Items from a data source
┌──

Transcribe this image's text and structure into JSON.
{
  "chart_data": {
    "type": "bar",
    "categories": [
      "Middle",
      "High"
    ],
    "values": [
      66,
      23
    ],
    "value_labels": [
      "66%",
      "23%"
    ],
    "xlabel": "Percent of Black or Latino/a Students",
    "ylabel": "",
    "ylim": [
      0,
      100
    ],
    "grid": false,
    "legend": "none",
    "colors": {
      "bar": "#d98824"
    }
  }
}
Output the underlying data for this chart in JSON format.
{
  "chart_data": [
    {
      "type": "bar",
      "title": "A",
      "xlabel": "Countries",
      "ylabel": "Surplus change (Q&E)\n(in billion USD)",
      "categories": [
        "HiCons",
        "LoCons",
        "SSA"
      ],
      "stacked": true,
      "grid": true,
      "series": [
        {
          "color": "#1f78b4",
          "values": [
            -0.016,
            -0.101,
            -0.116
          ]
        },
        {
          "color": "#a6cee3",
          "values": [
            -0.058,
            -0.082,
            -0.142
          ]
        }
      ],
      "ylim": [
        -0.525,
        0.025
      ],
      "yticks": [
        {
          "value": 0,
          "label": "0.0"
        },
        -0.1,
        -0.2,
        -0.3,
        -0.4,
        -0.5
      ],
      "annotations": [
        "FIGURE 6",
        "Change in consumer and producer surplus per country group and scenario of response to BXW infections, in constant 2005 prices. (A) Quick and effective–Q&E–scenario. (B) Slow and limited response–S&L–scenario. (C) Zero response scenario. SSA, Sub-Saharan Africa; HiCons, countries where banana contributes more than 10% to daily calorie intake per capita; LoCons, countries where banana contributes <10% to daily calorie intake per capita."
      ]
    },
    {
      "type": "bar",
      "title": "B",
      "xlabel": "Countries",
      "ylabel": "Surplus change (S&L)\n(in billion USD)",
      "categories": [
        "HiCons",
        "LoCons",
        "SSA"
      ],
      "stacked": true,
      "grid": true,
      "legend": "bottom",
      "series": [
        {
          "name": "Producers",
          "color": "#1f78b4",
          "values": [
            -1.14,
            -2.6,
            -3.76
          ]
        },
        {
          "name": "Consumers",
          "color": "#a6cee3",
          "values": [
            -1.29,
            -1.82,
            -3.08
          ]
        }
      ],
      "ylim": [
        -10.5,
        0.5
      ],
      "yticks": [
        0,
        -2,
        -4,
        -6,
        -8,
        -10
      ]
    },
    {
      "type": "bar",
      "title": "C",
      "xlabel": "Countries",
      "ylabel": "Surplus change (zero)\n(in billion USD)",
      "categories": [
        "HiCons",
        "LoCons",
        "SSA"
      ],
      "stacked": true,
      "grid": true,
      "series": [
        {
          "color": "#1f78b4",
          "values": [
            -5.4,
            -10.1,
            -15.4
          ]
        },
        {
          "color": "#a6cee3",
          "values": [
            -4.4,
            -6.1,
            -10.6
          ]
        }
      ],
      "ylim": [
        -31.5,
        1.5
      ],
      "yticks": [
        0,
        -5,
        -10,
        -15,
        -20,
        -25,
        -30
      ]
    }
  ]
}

└──

_Written instruction_:
Copy out all lines that carry the word "billion".

_Solution to this exercise_:
      "ylabel": "Surplus change (Q&E)\n(in billion USD)",
      "ylabel": "Surplus change (S&L)\n(in billion USD)",
      "ylabel": "Surplus change (zero)\n(in billion USD)",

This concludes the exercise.